Provided records –
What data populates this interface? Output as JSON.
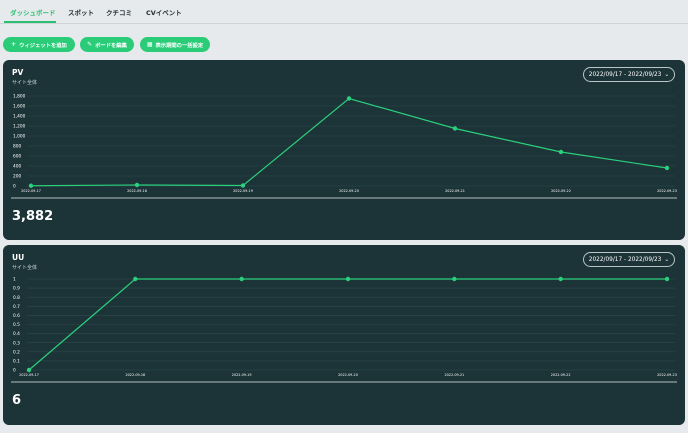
{
  "tabs": [
    {
      "label": "ダッシュボード",
      "active": true
    },
    {
      "label": "スポット",
      "active": false
    },
    {
      "label": "クチコミ",
      "active": false
    },
    {
      "label": "CVイベント",
      "active": false
    }
  ],
  "actions": [
    {
      "icon": "plus-icon",
      "label": "ウィジェットを追加"
    },
    {
      "icon": "edit-icon",
      "label": "ボードを編集"
    },
    {
      "icon": "calendar-icon",
      "label": "表示期間の一括設定"
    }
  ],
  "colors": {
    "accent": "#2bcc78",
    "panel": "#1c3438",
    "line": "#2bd07c"
  },
  "panels": [
    {
      "title": "PV",
      "subtitle": "サイト全体",
      "date_range": "2022/09/17 - 2022/09/23",
      "total": "3,882"
    },
    {
      "title": "UU",
      "subtitle": "サイト全体",
      "date_range": "2022/09/17 - 2022/09/23",
      "total": "6"
    }
  ],
  "chart_data": [
    {
      "type": "line",
      "x": [
        "2022-09-17",
        "2022-09-18",
        "2022-09-19",
        "2022-09-20",
        "2022-09-21",
        "2022-09-22",
        "2022-09-23"
      ],
      "series": [
        {
          "values": [
            5,
            20,
            10,
            1750,
            1150,
            680,
            360
          ]
        }
      ],
      "ylim": [
        0,
        1800
      ],
      "yticks": [
        "0",
        "200",
        "400",
        "600",
        "800",
        "1,000",
        "1,200",
        "1,400",
        "1,600",
        "1,800"
      ],
      "grid": true
    },
    {
      "type": "line",
      "x": [
        "2022-09-17",
        "2022-09-18",
        "2022-09-19",
        "2022-09-20",
        "2022-09-21",
        "2022-09-22",
        "2022-09-23"
      ],
      "series": [
        {
          "values": [
            0,
            1,
            1,
            1,
            1,
            1,
            1
          ]
        }
      ],
      "ylim": [
        0,
        1
      ],
      "yticks": [
        "0",
        "0.1",
        "0.2",
        "0.3",
        "0.4",
        "0.5",
        "0.6",
        "0.7",
        "0.8",
        "0.9",
        "1"
      ],
      "grid": true
    }
  ]
}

Exercise goal – Restate each line of the records exactly; pictures do not belong in the copy.

Right answer –
What data populates this interface? Output as JSON.
{
  "tabs": [
    {
      "label": "ダッシュボード",
      "active": true
    },
    {
      "label": "スポット",
      "active": false
    },
    {
      "label": "クチコミ",
      "active": false
    },
    {
      "label": "CVイベント",
      "active": false
    }
  ],
  "actions": [
    {
      "icon": "plus-icon",
      "label": "ウィジェットを追加"
    },
    {
      "icon": "edit-icon",
      "label": "ボードを編集"
    },
    {
      "icon": "calendar-icon",
      "label": "表示期間の一括設定"
    }
  ],
  "colors": {
    "accent": "#2bcc78",
    "panel": "#1c3438",
    "line": "#2bd07c"
  },
  "panels": [
    {
      "title": "PV",
      "subtitle": "サイト全体",
      "date_range": "2022/09/17 - 2022/09/23",
      "total": "3,882"
    },
    {
      "title": "UU",
      "subtitle": "サイト全体",
      "date_range": "2022/09/17 - 2022/09/23",
      "total": "6"
    }
  ],
  "chart_data": [
    {
      "type": "line",
      "x": [
        "2022-09-17",
        "2022-09-18",
        "2022-09-19",
        "2022-09-20",
        "2022-09-21",
        "2022-09-22",
        "2022-09-23"
      ],
      "series": [
        {
          "values": [
            5,
            20,
            10,
            1750,
            1150,
            680,
            360
          ]
        }
      ],
      "ylim": [
        0,
        1800
      ],
      "yticks": [
        "0",
        "200",
        "400",
        "600",
        "800",
        "1,000",
        "1,200",
        "1,400",
        "1,600",
        "1,800"
      ],
      "grid": true
    },
    {
      "type": "line",
      "x": [
        "2022-09-17",
        "2022-09-18",
        "2022-09-19",
        "2022-09-20",
        "2022-09-21",
        "2022-09-22",
        "2022-09-23"
      ],
      "series": [
        {
          "values": [
            0,
            1,
            1,
            1,
            1,
            1,
            1
          ]
        }
      ],
      "ylim": [
        0,
        1
      ],
      "yticks": [
        "0",
        "0.1",
        "0.2",
        "0.3",
        "0.4",
        "0.5",
        "0.6",
        "0.7",
        "0.8",
        "0.9",
        "1"
      ],
      "grid": true
    }
  ]
}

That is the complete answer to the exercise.